TASK REQUIREMENTS
Locate the lines of the listing below that hold "ихтыяҗлары", then copy each of them.

Extracted records
:::
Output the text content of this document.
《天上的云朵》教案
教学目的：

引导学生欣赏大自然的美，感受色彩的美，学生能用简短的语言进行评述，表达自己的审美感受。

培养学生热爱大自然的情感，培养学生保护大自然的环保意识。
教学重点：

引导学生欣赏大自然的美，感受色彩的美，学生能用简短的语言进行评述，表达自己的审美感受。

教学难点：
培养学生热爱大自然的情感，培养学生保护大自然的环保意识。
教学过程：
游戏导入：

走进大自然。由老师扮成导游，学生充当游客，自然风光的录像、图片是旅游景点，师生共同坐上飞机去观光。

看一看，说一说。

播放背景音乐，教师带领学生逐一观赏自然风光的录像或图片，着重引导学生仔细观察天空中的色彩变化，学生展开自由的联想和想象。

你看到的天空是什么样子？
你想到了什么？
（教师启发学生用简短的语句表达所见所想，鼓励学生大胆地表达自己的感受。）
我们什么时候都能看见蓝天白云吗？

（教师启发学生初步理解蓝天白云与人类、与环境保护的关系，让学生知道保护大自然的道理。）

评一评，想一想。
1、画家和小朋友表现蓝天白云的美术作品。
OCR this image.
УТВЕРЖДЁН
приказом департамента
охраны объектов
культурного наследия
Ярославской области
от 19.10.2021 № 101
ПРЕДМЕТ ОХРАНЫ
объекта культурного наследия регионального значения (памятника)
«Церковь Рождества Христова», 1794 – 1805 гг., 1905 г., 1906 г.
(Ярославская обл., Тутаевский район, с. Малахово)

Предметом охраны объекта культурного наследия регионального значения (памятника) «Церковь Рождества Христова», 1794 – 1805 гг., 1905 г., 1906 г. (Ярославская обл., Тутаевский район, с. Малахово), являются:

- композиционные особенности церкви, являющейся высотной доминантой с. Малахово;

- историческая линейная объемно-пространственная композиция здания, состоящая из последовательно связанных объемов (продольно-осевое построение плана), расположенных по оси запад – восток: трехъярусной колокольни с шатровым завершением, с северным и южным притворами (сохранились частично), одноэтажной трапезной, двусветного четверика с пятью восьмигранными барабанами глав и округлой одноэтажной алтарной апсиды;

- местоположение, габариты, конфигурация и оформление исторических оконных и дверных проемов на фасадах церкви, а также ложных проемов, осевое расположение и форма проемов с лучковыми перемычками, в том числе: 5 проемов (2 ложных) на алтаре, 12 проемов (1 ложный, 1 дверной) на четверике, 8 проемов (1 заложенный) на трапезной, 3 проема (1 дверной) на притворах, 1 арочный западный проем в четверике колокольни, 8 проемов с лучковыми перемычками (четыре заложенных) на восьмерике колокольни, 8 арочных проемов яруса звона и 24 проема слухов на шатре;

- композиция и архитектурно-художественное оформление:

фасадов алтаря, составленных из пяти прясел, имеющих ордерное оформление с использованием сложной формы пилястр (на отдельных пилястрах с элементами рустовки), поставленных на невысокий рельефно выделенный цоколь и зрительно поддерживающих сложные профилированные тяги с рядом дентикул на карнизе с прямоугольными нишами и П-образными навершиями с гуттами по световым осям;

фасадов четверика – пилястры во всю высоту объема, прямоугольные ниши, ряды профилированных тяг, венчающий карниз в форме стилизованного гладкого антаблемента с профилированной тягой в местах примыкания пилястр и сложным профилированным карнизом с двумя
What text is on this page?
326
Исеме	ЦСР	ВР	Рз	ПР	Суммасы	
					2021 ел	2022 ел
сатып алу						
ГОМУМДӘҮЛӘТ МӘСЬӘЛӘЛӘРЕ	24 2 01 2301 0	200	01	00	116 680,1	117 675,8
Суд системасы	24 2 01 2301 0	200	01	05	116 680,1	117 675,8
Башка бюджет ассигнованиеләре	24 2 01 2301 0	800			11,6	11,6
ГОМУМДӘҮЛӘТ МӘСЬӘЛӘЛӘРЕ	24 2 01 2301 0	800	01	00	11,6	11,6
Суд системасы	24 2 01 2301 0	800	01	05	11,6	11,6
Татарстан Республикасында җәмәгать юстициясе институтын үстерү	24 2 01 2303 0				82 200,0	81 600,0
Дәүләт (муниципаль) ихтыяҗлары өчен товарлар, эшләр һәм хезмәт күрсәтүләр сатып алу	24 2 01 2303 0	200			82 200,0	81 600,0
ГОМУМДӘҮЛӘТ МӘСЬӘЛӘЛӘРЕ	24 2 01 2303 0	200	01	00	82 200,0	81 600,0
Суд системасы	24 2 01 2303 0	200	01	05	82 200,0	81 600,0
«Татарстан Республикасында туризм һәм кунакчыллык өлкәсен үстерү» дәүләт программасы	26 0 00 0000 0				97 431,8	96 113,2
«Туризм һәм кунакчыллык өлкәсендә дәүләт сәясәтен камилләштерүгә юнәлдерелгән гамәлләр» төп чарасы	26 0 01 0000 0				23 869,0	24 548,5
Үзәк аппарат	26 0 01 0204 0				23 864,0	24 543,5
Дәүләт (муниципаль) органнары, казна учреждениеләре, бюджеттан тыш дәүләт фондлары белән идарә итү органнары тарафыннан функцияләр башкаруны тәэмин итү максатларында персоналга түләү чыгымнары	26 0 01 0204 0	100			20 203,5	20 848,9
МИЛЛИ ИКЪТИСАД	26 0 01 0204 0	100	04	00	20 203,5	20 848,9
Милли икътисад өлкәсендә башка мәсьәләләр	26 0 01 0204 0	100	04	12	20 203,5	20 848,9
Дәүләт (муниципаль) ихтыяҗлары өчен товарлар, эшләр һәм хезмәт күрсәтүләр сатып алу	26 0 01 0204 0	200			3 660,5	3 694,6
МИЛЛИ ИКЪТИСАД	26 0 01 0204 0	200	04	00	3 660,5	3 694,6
:::
THE RESULT
Дәүләт (муниципаль) ихтыяҗлары өчен товарлар, эшләр һәм хезмәт күрсәтүләр сатып алу	24 2 01 2303 0	200			82 200,0	81 600,0
Дәүләт (муниципаль) ихтыяҗлары өчен товарлар, эшләр һәм хезмәт күрсәтүләр сатып алу	26 0 01 0204 0	200			3 660,5	3 694,6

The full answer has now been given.